TASK OBJECTIVE:
Images do not belong in the copy. Retype all the entries below exactly.

——

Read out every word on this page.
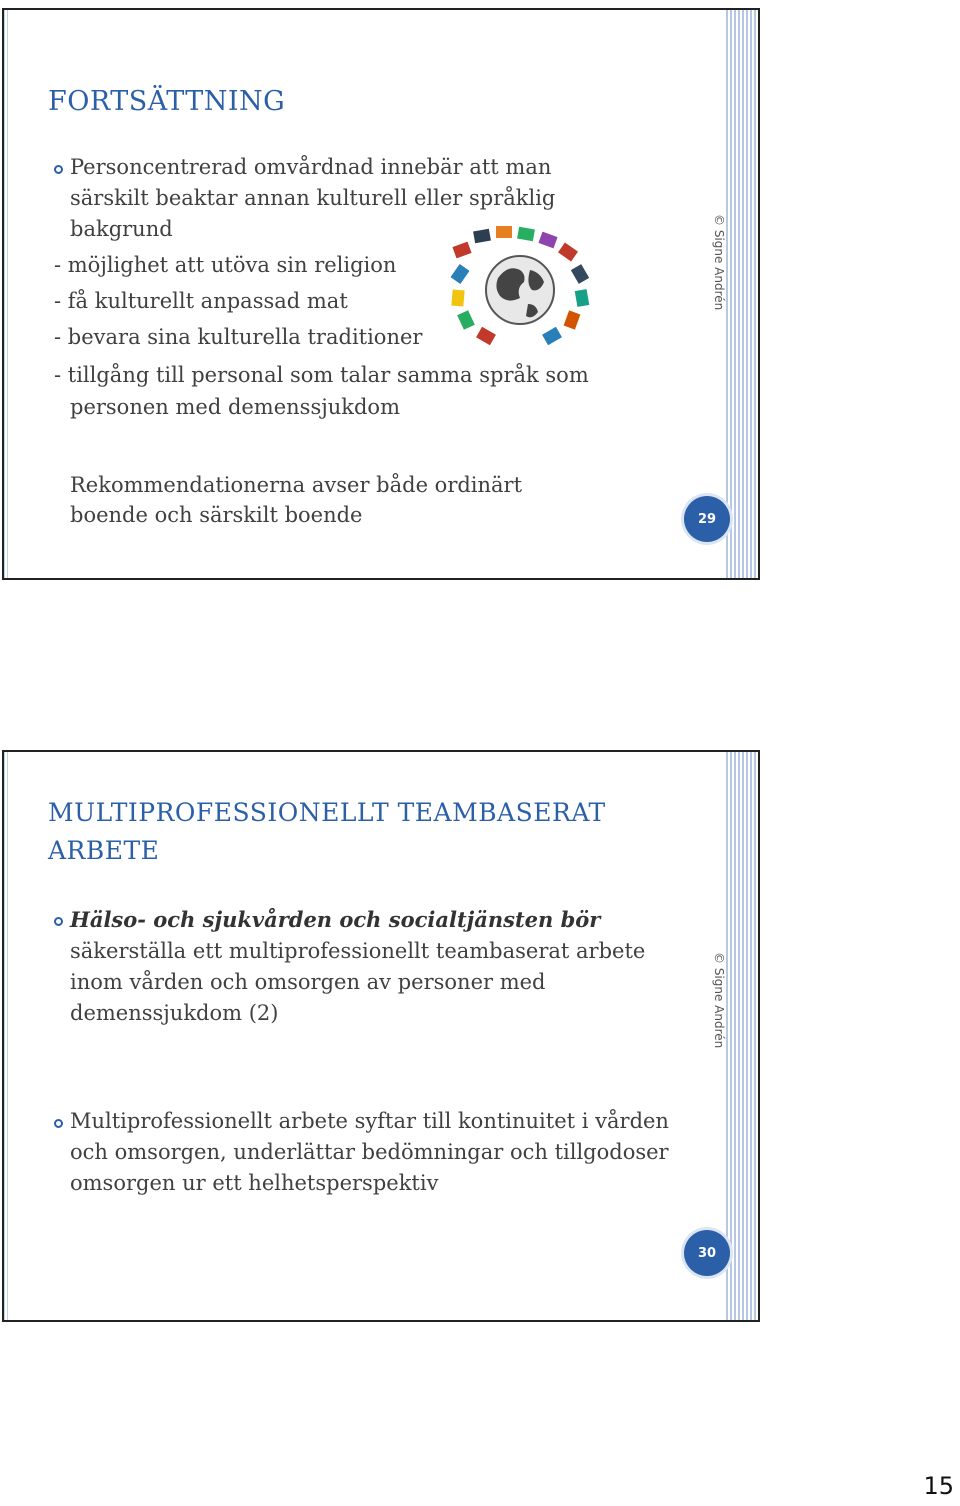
FORTSÄTTNING

Personcentrerad omvårdnad innebär att man särskilt beaktar annan kulturell eller språklig bakgrund

- möjlighet att utöva sin religion

- få kulturellt anpassad mat

- bevara sina kulturella traditioner

- tillgång till personal som talar samma språk som

personen med demenssjukdom

Rekommendationerna avser både ordinärt

boende och särskilt boende

© Signe Andrén
29
MULTIPROFESSIONELLT TEAMBASERAT
ARBETE

Hälso- och sjukvården och socialtjänsten bör säkerställa ett multiprofessionellt teambaserat arbete inom vården och omsorgen av personer med demenssjukdom (2)

Multiprofessionellt arbete syftar till kontinuitet i vården och omsorgen, underlättar bedömningar och tillgodoser omsorgen ur ett helhetsperspektiv

© Signe Andrén
30
15
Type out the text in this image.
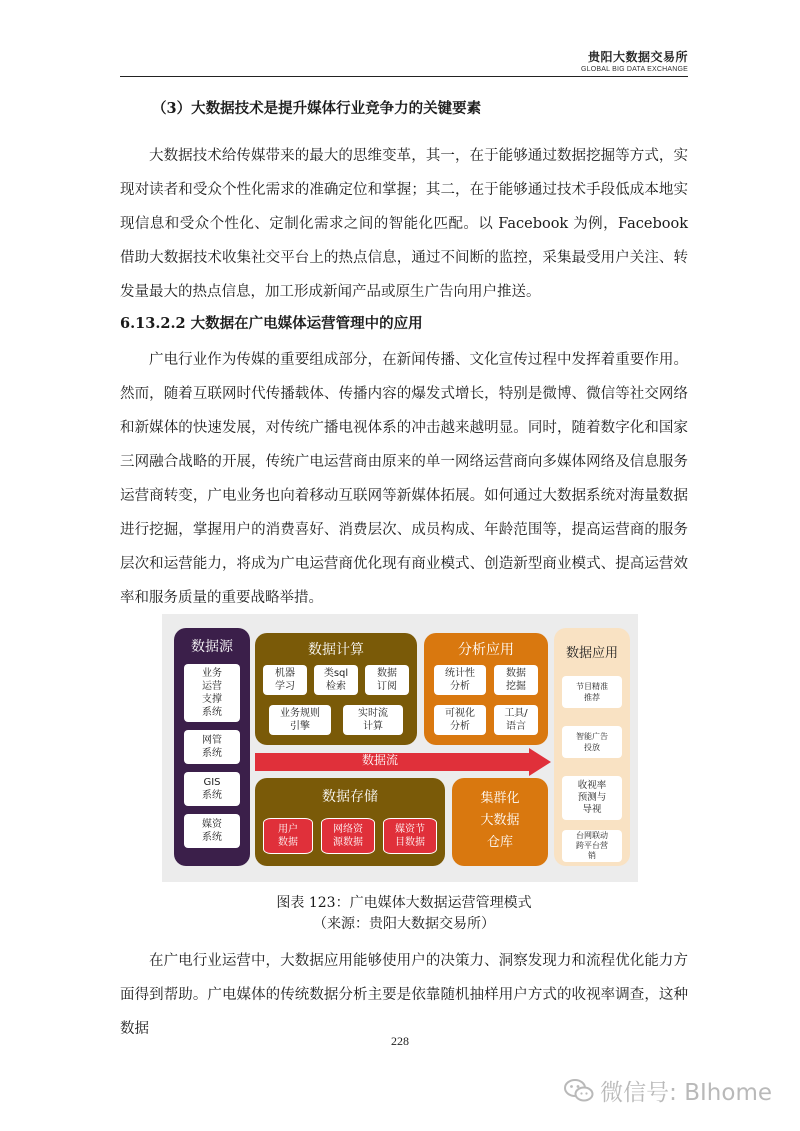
贵阳大数据交易所
GLOBAL BIG DATA EXCHANGE
（3）大数据技术是提升媒体行业竞争力的关键要素

大数据技术给传媒带来的最大的思维变革，其一，在于能够通过数据挖掘等方式，实现对读者和受众个性化需求的准确定位和掌握；其二，在于能够通过技术手段低成本地实现信息和受众个性化、定制化需求之间的智能化匹配。以 Facebook 为例，Facebook 借助大数据技术收集社交平台上的热点信息，通过不间断的监控，采集最受用户关注、转发量最大的热点信息，加工形成新闻产品或原生广告向用户推送。

6.13.2.2 大数据在广电媒体运营管理中的应用

广电行业作为传媒的重要组成部分，在新闻传播、文化宣传过程中发挥着重要作用。然而，随着互联网时代传播载体、传播内容的爆发式增长，特别是微博、微信等社交网络和新媒体的快速发展，对传统广播电视体系的冲击越来越明显。同时，随着数字化和国家三网融合战略的开展，传统广电运营商由原来的单一网络运营商向多媒体网络及信息服务运营商转变，广电业务也向着移动互联网等新媒体拓展。如何通过大数据系统对海量数据进行挖掘，掌握用户的消费喜好、消费层次、成员构成、年龄范围等，提高运营商的服务层次和运营能力，将成为广电运营商优化现有商业模式、创造新型商业模式、提高运营效率和服务质量的重要战略举措。

数据源
业务
运营
支撑
系统
网管
系统
GIS
系统
媒资
系统
数据计算
机器
学习
类sql
检索
数据
订阅
业务规则
引擎
实时流
计算
分析应用
统计性
分析
数据
挖掘
可视化
分析
工具/
语言
数据流
数据存储
用户
数据
网络资
源数据
媒资节
目数据
集群化
大数据
仓库
数据应用
节目精准
推荐
智能广告
投放
收视率
预测与
导视
台网联动
跨平台营
销
图表 123：广电媒体大数据运营管理模式
（来源：贵阳大数据交易所）

在广电行业运营中，大数据应用能够使用户的决策力、洞察发现力和流程优化能力方面得到帮助。广电媒体的传统数据分析主要是依靠随机抽样用户方式的收视率调查，这种数据

228
微信号: BIhome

——

ANSWER TO THE EXERCISE:
Read out every word on this page.
FORTSÄTTNING

Personcentrerad omvårdnad innebär att man särskilt beaktar annan kulturell eller språklig bakgrund

- möjlighet att utöva sin religion

- få kulturellt anpassad mat

- bevara sina kulturella traditioner

- tillgång till personal som talar samma språk som

personen med demenssjukdom

Rekommendationerna avser både ordinärt

boende och särskilt boende

© Signe Andrén
29
MULTIPROFESSIONELLT TEAMBASERAT
ARBETE

Hälso- och sjukvården och socialtjänsten bör säkerställa ett multiprofessionellt teambaserat arbete inom vården och omsorgen av personer med demenssjukdom (2)

Multiprofessionellt arbete syftar till kontinuitet i vården och omsorgen, underlättar bedömningar och tillgodoser omsorgen ur ett helhetsperspektiv

© Signe Andrén
30
15
Type out the text in this image.
贵阳大数据交易所
GLOBAL BIG DATA EXCHANGE
（3）大数据技术是提升媒体行业竞争力的关键要素

大数据技术给传媒带来的最大的思维变革，其一，在于能够通过数据挖掘等方式，实现对读者和受众个性化需求的准确定位和掌握；其二，在于能够通过技术手段低成本地实现信息和受众个性化、定制化需求之间的智能化匹配。以 Facebook 为例，Facebook 借助大数据技术收集社交平台上的热点信息，通过不间断的监控，采集最受用户关注、转发量最大的热点信息，加工形成新闻产品或原生广告向用户推送。

6.13.2.2 大数据在广电媒体运营管理中的应用

广电行业作为传媒的重要组成部分，在新闻传播、文化宣传过程中发挥着重要作用。然而，随着互联网时代传播载体、传播内容的爆发式增长，特别是微博、微信等社交网络和新媒体的快速发展，对传统广播电视体系的冲击越来越明显。同时，随着数字化和国家三网融合战略的开展，传统广电运营商由原来的单一网络运营商向多媒体网络及信息服务运营商转变，广电业务也向着移动互联网等新媒体拓展。如何通过大数据系统对海量数据进行挖掘，掌握用户的消费喜好、消费层次、成员构成、年龄范围等，提高运营商的服务层次和运营能力，将成为广电运营商优化现有商业模式、创造新型商业模式、提高运营效率和服务质量的重要战略举措。

数据源
业务
运营
支撑
系统
网管
系统
GIS
系统
媒资
系统
数据计算
机器
学习
类sql
检索
数据
订阅
业务规则
引擎
实时流
计算
分析应用
统计性
分析
数据
挖掘
可视化
分析
工具/
语言
数据流
数据存储
用户
数据
网络资
源数据
媒资节
目数据
集群化
大数据
仓库
数据应用
节目精准
推荐
智能广告
投放
收视率
预测与
导视
台网联动
跨平台营
销
图表 123：广电媒体大数据运营管理模式
（来源：贵阳大数据交易所）

在广电行业运营中，大数据应用能够使用户的决策力、洞察发现力和流程优化能力方面得到帮助。广电媒体的传统数据分析主要是依靠随机抽样用户方式的收视率调查，这种数据

228
微信号: BIhome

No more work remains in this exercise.